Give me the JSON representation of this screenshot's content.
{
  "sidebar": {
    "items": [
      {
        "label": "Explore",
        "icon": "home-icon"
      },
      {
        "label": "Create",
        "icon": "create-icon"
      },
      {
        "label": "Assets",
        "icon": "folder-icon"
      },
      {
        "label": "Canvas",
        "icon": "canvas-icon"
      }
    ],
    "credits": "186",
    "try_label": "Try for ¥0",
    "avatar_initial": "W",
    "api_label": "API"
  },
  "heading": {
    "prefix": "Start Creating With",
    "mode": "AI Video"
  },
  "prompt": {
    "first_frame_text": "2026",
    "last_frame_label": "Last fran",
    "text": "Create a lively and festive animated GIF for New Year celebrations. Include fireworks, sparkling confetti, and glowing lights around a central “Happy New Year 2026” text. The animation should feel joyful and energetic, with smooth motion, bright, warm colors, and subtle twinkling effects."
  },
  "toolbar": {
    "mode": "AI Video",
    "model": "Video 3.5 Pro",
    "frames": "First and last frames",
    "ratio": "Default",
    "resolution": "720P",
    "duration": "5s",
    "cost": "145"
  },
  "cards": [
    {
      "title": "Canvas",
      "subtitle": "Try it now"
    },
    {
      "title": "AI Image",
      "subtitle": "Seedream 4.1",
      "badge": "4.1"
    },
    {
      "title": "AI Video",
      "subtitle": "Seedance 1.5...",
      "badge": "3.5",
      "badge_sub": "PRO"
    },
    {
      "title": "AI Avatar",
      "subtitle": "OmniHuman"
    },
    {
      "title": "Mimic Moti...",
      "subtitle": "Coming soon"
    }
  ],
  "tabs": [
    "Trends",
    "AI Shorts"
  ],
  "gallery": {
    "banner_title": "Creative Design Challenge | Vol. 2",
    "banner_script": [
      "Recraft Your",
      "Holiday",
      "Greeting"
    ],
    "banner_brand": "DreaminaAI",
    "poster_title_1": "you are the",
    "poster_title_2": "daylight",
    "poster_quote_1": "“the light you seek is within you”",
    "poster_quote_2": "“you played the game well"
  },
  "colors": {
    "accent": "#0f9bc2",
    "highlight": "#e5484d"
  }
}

━━━━━━━━━━

§ SHORT EXERCISE:
Repeat every record, keeping each word and mark exactly as it is.

§ IN RESPONSE:
Give me the JSON representation of this screenshot's content.
{
  "sidebar": {
    "items": [
      {
        "label": "Explore",
        "icon": "home-icon"
      },
      {
        "label": "Create",
        "icon": "create-icon"
      },
      {
        "label": "Assets",
        "icon": "folder-icon"
      },
      {
        "label": "Canvas",
        "icon": "canvas-icon"
      }
    ],
    "credits": "186",
    "try_label": "Try for ¥0",
    "avatar_initial": "W",
    "api_label": "API"
  },
  "heading": {
    "prefix": "Start Creating With",
    "mode": "AI Video"
  },
  "prompt": {
    "first_frame_text": "2026",
    "last_frame_label": "Last fran",
    "text": "Create a lively and festive animated GIF for New Year celebrations. Include fireworks, sparkling confetti, and glowing lights around a central “Happy New Year 2026” text. The animation should feel joyful and energetic, with smooth motion, bright, warm colors, and subtle twinkling effects."
  },
  "toolbar": {
    "mode": "AI Video",
    "model": "Video 3.5 Pro",
    "frames": "First and last frames",
    "ratio": "Default",
    "resolution": "720P",
    "duration": "5s",
    "cost": "145"
  },
  "cards": [
    {
      "title": "Canvas",
      "subtitle": "Try it now"
    },
    {
      "title": "AI Image",
      "subtitle": "Seedream 4.1",
      "badge": "4.1"
    },
    {
      "title": "AI Video",
      "subtitle": "Seedance 1.5...",
      "badge": "3.5",
      "badge_sub": "PRO"
    },
    {
      "title": "AI Avatar",
      "subtitle": "OmniHuman"
    },
    {
      "title": "Mimic Moti...",
      "subtitle": "Coming soon"
    }
  ],
  "tabs": [
    "Trends",
    "AI Shorts"
  ],
  "gallery": {
    "banner_title": "Creative Design Challenge | Vol. 2",
    "banner_script": [
      "Recraft Your",
      "Holiday",
      "Greeting"
    ],
    "banner_brand": "DreaminaAI",
    "poster_title_1": "you are the",
    "poster_title_2": "daylight",
    "poster_quote_1": "“the light you seek is within you”",
    "poster_quote_2": "“you played the game well"
  },
  "colors": {
    "accent": "#0f9bc2",
    "highlight": "#e5484d"
  }
}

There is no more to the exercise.